Problem ->
Look over the lines below. Report each one that includes the string "gratia".

Data entries
§

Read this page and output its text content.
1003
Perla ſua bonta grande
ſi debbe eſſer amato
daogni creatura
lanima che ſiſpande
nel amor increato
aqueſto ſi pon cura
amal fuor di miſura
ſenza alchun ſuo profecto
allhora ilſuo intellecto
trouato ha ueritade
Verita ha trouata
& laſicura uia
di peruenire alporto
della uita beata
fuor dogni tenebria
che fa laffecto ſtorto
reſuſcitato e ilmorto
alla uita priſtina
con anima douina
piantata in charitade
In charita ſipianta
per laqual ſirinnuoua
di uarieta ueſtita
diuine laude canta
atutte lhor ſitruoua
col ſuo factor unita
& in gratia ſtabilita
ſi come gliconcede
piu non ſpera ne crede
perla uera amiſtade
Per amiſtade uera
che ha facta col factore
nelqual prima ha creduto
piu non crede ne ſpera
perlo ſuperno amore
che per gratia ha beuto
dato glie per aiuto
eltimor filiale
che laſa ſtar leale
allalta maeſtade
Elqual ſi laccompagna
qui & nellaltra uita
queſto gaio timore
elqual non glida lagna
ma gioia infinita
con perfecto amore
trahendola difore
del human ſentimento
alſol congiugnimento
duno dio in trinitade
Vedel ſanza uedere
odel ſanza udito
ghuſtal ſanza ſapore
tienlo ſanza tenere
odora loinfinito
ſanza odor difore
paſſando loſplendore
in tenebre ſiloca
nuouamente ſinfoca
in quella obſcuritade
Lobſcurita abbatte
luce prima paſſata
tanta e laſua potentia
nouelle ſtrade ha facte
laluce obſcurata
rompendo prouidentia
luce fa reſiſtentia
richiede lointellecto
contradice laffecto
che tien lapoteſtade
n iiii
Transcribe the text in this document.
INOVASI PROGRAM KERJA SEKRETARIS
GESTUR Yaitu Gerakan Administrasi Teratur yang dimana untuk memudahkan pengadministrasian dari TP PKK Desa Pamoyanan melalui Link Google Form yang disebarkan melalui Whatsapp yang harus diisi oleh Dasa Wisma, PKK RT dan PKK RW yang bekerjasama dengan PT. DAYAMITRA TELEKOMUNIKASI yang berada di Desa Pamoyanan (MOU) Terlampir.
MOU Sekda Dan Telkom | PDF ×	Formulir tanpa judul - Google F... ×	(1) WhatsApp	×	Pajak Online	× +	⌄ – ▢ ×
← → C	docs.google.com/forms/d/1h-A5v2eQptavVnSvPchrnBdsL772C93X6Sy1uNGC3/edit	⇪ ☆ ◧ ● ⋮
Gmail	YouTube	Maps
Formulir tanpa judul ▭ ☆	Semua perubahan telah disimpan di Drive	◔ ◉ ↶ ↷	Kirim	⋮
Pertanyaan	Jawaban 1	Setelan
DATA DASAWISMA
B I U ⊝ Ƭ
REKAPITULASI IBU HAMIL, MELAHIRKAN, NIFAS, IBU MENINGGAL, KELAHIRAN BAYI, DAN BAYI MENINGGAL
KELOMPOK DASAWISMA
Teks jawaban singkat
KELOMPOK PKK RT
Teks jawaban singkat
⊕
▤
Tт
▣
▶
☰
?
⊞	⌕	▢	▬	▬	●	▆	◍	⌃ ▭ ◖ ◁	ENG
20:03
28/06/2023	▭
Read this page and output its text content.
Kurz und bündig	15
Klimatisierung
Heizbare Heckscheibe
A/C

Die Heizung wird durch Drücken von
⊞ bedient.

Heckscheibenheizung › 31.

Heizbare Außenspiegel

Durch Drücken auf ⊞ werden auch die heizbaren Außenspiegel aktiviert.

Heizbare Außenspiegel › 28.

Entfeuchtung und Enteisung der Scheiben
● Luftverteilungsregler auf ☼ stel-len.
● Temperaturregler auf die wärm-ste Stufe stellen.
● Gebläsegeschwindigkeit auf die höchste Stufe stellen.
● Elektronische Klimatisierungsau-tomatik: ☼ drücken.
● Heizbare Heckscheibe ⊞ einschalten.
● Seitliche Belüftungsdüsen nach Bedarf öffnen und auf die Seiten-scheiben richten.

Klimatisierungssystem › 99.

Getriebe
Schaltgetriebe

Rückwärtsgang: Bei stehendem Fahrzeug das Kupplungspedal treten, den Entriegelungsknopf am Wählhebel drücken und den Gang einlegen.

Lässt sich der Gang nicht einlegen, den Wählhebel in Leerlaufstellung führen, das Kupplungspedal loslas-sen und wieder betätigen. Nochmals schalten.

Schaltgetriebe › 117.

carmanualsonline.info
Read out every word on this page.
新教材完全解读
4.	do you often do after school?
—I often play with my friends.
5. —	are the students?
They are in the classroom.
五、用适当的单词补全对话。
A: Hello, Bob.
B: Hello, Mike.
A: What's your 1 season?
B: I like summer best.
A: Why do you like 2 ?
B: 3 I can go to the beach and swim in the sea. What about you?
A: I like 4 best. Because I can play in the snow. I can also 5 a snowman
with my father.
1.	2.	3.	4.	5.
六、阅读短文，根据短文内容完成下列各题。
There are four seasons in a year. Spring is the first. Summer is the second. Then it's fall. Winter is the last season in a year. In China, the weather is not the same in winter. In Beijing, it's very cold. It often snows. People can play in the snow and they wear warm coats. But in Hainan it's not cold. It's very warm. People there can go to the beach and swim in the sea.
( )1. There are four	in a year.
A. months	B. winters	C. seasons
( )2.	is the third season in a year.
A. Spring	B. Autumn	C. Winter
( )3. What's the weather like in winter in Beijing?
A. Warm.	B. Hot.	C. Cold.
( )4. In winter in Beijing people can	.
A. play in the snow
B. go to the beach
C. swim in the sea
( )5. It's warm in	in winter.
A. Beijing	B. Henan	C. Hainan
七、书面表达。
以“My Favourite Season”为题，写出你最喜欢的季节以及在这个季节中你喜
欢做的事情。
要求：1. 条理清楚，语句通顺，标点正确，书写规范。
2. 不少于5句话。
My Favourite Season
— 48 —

§

Solution to the exercise ->
& in gratia ſtabilita
che per gratia ha beuto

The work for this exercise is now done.